*** Data supplied
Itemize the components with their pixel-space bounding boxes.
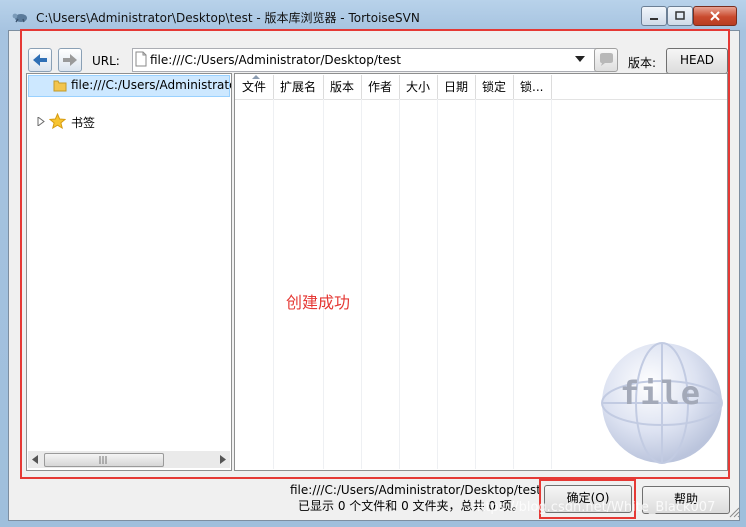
annotation-text: 创建成功 bbox=[286, 293, 351, 312]
blog-watermark: https://blog.csdn.net/White_Black007 bbox=[472, 500, 716, 515]
window-title: C:\Users\Administrator\Desktop\test - 版本… bbox=[36, 11, 420, 25]
close-button[interactable] bbox=[693, 6, 737, 26]
minimize-icon bbox=[650, 18, 658, 20]
maximize-icon bbox=[675, 11, 685, 20]
status-path: file:///C:/Users/Administrator/Desktop/t… bbox=[290, 483, 541, 497]
highlight-frame-browser bbox=[20, 29, 730, 479]
repo-browser-window: C:\Users\Administrator\Desktop\test - 版本… bbox=[0, 0, 746, 527]
maximize-button[interactable] bbox=[667, 6, 693, 26]
tortoisesvn-app-icon bbox=[12, 13, 27, 23]
minimize-button[interactable] bbox=[641, 6, 667, 26]
resize-grip-icon[interactable] bbox=[728, 506, 740, 518]
title-bar[interactable]: C:\Users\Administrator\Desktop\test - 版本… bbox=[0, 0, 746, 30]
close-icon bbox=[710, 11, 720, 21]
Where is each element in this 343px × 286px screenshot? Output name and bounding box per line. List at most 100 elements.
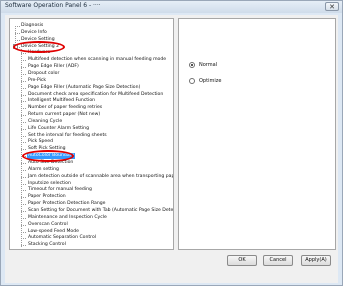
tree-item-label: Page Edge Filler (Automatic Page Size De…	[28, 84, 141, 90]
tree-connector-dots	[21, 128, 26, 130]
tree-item[interactable]: Intelligent Multifeed Function	[10, 98, 173, 104]
tree-item-label: Maintenance and Inspection Cycle	[28, 214, 107, 220]
tree-item[interactable]: Page Edge Filler (ADF)	[10, 64, 173, 70]
tree-connector-dots	[21, 108, 26, 110]
tree-item[interactable]: Auto Size Detection	[10, 160, 173, 166]
tree-item-label: Jam detection outside of scannable area …	[28, 173, 174, 179]
tree-connector-dots	[21, 73, 26, 75]
radio-optimize[interactable]: Optimize	[189, 77, 221, 85]
tree-item[interactable]: Dropout color	[10, 71, 173, 77]
tree-item[interactable]: Paper Protection Detection Range	[10, 201, 173, 207]
tree-item[interactable]: Jam detection outside of scannable area …	[10, 174, 173, 180]
tree-item-label: Set the interval for feeding sheets	[28, 132, 107, 138]
radio-normal-label: Normal	[199, 62, 218, 68]
tree-item[interactable]: Diagnosis	[10, 23, 173, 29]
tree-item[interactable]: Return current paper (Not new)	[10, 112, 173, 118]
tree-connector-dots	[21, 101, 26, 103]
tree-item[interactable]: - Device Setting 2	[10, 44, 173, 50]
tree-item[interactable]: Set the interval for feeding sheets	[10, 133, 173, 139]
tree-item[interactable]: Overscan Control	[10, 222, 173, 228]
tree-item-label: Intelligent Multifeed Function	[28, 98, 96, 104]
close-icon[interactable]: ✕	[325, 2, 339, 11]
tree-item-label: Soft Pick Setting	[28, 146, 66, 152]
tree-item[interactable]: Soft Pick Setting	[10, 146, 173, 152]
tree-item-label: Cleaning Cycle	[28, 118, 63, 124]
tree-item-label: Alarm setting	[28, 166, 59, 172]
radio-optimize-label: Optimize	[199, 78, 222, 84]
tree-item[interactable]: Automatic Separation Control	[10, 235, 173, 241]
tree-item-label: Page Edge Filler (ADF)	[28, 64, 79, 70]
tree-connector-dots	[21, 60, 26, 62]
tree-connector-dots	[21, 135, 26, 137]
tree-item-label: Device Info	[21, 29, 47, 35]
tree-connector-dots	[21, 210, 26, 212]
tree-connector-dots	[21, 224, 26, 226]
tree-item-label: Multifeed detection when scanning in man…	[28, 57, 167, 63]
tree-item-label: Return current paper (Not new)	[28, 112, 101, 118]
tree-item[interactable]: Number of paper feeding retries	[10, 105, 173, 111]
tree-item[interactable]: Multifeed detection when scanning in man…	[10, 57, 173, 63]
tree-item-label: Diagnosis	[21, 23, 44, 28]
tree-connector-dots	[21, 53, 26, 55]
tree-item-label: Device Setting	[21, 36, 55, 42]
tree-connector-dots	[21, 204, 26, 206]
tree-item[interactable]: Alarm setting	[10, 167, 173, 173]
tree-item[interactable]: Paper Protection	[10, 194, 173, 200]
tree-item-label: Overscan Control	[28, 221, 68, 227]
tree-item[interactable]: Device Info	[10, 30, 173, 36]
tree-item[interactable]: Scan Setting for Document with Tab (Auto…	[10, 208, 173, 214]
tree-connector-dots	[21, 169, 26, 171]
tree-connector-dots	[21, 80, 26, 82]
tree-connector-dots	[21, 245, 26, 247]
tree-connector-dots	[21, 190, 26, 192]
radio-normal-indicator[interactable]	[189, 61, 195, 68]
tree-item[interactable]: Device Setting	[10, 37, 173, 43]
options-panel: Normal Optimize	[178, 18, 336, 250]
tree-item-label: Document check area specification for Mu…	[28, 91, 164, 97]
tree-connector-dots	[21, 121, 26, 123]
tree-item-label: Life Counter Alarm Setting	[28, 125, 89, 131]
title-bar[interactable]: Software Operation Panel 6 - ···· ✕	[1, 1, 342, 13]
tree-item[interactable]: Hardware	[10, 50, 173, 56]
tree-item[interactable]: Document check area specification for Mu…	[10, 92, 173, 98]
tree-connector-dots	[21, 176, 26, 178]
tree-item[interactable]: Pre-Pick	[10, 78, 173, 84]
tree-item[interactable]: Inputsize selection	[10, 181, 173, 187]
tree-item[interactable]: Page Edge Filler (Automatic Page Size De…	[10, 85, 173, 91]
tree-item[interactable]: Maintenance and Inspection Cycle	[10, 215, 173, 221]
tree-connector-dots	[21, 115, 26, 117]
software-operation-panel-window: Software Operation Panel 6 - ···· ✕ Diag…	[0, 0, 343, 286]
tree-item[interactable]: Timeout for manual feeding	[10, 187, 173, 193]
tree-item-label: Hardware	[28, 50, 51, 56]
tree-item-label: Inputsize selection	[28, 180, 71, 186]
apply-button[interactable]: Apply(A)	[301, 255, 331, 266]
tree-item-label: Paper Protection	[28, 194, 66, 200]
tree-connector-dots	[21, 142, 26, 144]
tree-connector-dots	[21, 67, 26, 69]
tree-item-label: Pick Speed	[28, 139, 53, 145]
tree-item-label: Paper Protection Detection Range	[28, 201, 106, 207]
tree-connector-dots	[21, 231, 26, 233]
radio-normal[interactable]: Normal	[189, 61, 217, 69]
dialog-client-area: Diagnosis Device Info Device Setting - Devic…	[5, 15, 338, 283]
tree-item[interactable]: AutoColor Boundary	[10, 153, 173, 160]
tree-item-label: Device Setting 2	[21, 43, 60, 49]
tree-item[interactable]: Low-speed Feed Mode	[10, 229, 173, 235]
settings-tree-view[interactable]: Diagnosis Device Info Device Setting - Devic…	[9, 18, 174, 250]
tree-item-label: Pre-Pick	[28, 77, 47, 83]
radio-optimize-indicator[interactable]	[189, 77, 195, 84]
tree-connector-dots	[21, 197, 26, 199]
tree-item-label: Timeout for manual feeding	[28, 187, 92, 193]
tree-item[interactable]: Cleaning Cycle	[10, 119, 173, 125]
tree-item-label: Stacking Control	[28, 242, 66, 248]
tree-item[interactable]: Pick Speed	[10, 139, 173, 145]
cancel-button[interactable]: Cancel	[263, 255, 293, 266]
tree-item[interactable]: Life Counter Alarm Setting	[10, 126, 173, 132]
tree-connector-dots	[21, 94, 26, 96]
tree-expander-icon[interactable]: -	[13, 44, 18, 50]
tree-item-label: Auto Size Detection	[28, 160, 74, 165]
window-title: Software Operation Panel 6 - ····	[5, 2, 101, 9]
tree-item-label: Scan Setting for Document with Tab (Auto…	[28, 207, 174, 213]
ok-button[interactable]: OK	[227, 255, 257, 266]
tree-item[interactable]: Stacking Control	[10, 242, 173, 248]
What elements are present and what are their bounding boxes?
******
» **Required task**
Switch "tree-connector-dots" to "tree-line-dots" in the lines between the one holding "tree-item-label: Page Edge Filler (Automatic" and the one holding "62, 218, 68]", inclusive. Give back only those lines, with nothing else changed.

» **Written response**
tree-item-label: Page Edge Filler (Automatic Page Size De…	[28, 84, 141, 90]
tree-line-dots	[21, 128, 26, 130]
tree-item[interactable]: Intelligent Multifeed Function	[10, 98, 173, 104]
tree-item-label: Maintenance and Inspection Cycle	[28, 214, 107, 220]
tree-item[interactable]: Page Edge Filler (ADF)	[10, 64, 173, 70]
tree-line-dots	[21, 108, 26, 110]
tree-item[interactable]: Auto Size Detection	[10, 160, 173, 166]
tree-item-label: Jam detection outside of scannable area …	[28, 173, 174, 179]
tree-line-dots	[21, 73, 26, 75]
radio-optimize[interactable]: Optimize	[189, 77, 221, 85]
tree-item[interactable]: Dropout color	[10, 71, 173, 77]
tree-item[interactable]: Paper Protection Detection Range	[10, 201, 173, 207]
tree-item[interactable]: Jam detection outside of scannable area …	[10, 174, 173, 180]
tree-item-label: Set the interval for feeding sheets	[28, 132, 107, 138]
radio-normal-label: Normal	[199, 62, 218, 68]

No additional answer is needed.